▶ STATED EXERCISE: Without the pictures, set down the records below word for word.

__________

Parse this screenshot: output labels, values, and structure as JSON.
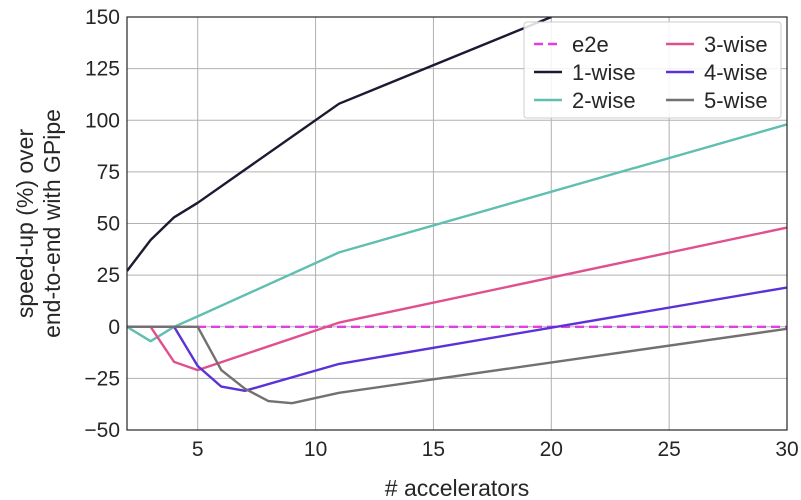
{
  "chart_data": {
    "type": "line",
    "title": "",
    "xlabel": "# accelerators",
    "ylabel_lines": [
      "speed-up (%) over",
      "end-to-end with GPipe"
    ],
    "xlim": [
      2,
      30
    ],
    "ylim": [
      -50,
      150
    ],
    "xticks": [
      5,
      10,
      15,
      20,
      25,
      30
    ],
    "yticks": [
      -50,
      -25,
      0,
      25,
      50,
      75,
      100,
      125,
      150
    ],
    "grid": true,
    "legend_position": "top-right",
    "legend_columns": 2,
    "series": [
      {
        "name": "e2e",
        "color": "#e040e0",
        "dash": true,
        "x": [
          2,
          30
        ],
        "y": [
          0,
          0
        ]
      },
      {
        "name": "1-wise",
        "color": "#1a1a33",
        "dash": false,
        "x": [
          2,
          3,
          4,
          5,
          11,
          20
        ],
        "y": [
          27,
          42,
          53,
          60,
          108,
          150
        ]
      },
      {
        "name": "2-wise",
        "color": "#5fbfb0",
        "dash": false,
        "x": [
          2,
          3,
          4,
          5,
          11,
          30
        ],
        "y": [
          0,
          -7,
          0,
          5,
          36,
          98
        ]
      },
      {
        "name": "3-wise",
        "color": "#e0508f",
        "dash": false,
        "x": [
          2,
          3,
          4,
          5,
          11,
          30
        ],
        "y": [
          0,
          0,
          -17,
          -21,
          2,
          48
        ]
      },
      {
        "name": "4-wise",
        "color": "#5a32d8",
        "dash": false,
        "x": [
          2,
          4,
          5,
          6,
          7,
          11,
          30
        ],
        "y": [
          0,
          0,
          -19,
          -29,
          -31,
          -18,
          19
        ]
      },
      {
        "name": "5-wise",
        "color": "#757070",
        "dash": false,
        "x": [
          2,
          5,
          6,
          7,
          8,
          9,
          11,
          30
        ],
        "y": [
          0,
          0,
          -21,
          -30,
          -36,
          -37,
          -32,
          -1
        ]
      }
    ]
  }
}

__________

▶ ANSWER TO THE TASK:
Parse this screenshot: output labels, values, and structure as JSON.
{
  "chart_data": {
    "type": "line",
    "title": "",
    "xlabel": "# accelerators",
    "ylabel_lines": [
      "speed-up (%) over",
      "end-to-end with GPipe"
    ],
    "xlim": [
      2,
      30
    ],
    "ylim": [
      -50,
      150
    ],
    "xticks": [
      5,
      10,
      15,
      20,
      25,
      30
    ],
    "yticks": [
      -50,
      -25,
      0,
      25,
      50,
      75,
      100,
      125,
      150
    ],
    "grid": true,
    "legend_position": "top-right",
    "legend_columns": 2,
    "series": [
      {
        "name": "e2e",
        "color": "#e040e0",
        "dash": true,
        "x": [
          2,
          30
        ],
        "y": [
          0,
          0
        ]
      },
      {
        "name": "1-wise",
        "color": "#1a1a33",
        "dash": false,
        "x": [
          2,
          3,
          4,
          5,
          11,
          20
        ],
        "y": [
          27,
          42,
          53,
          60,
          108,
          150
        ]
      },
      {
        "name": "2-wise",
        "color": "#5fbfb0",
        "dash": false,
        "x": [
          2,
          3,
          4,
          5,
          11,
          30
        ],
        "y": [
          0,
          -7,
          0,
          5,
          36,
          98
        ]
      },
      {
        "name": "3-wise",
        "color": "#e0508f",
        "dash": false,
        "x": [
          2,
          3,
          4,
          5,
          11,
          30
        ],
        "y": [
          0,
          0,
          -17,
          -21,
          2,
          48
        ]
      },
      {
        "name": "4-wise",
        "color": "#5a32d8",
        "dash": false,
        "x": [
          2,
          4,
          5,
          6,
          7,
          11,
          30
        ],
        "y": [
          0,
          0,
          -19,
          -29,
          -31,
          -18,
          19
        ]
      },
      {
        "name": "5-wise",
        "color": "#757070",
        "dash": false,
        "x": [
          2,
          5,
          6,
          7,
          8,
          9,
          11,
          30
        ],
        "y": [
          0,
          0,
          -21,
          -30,
          -36,
          -37,
          -32,
          -1
        ]
      }
    ]
  }
}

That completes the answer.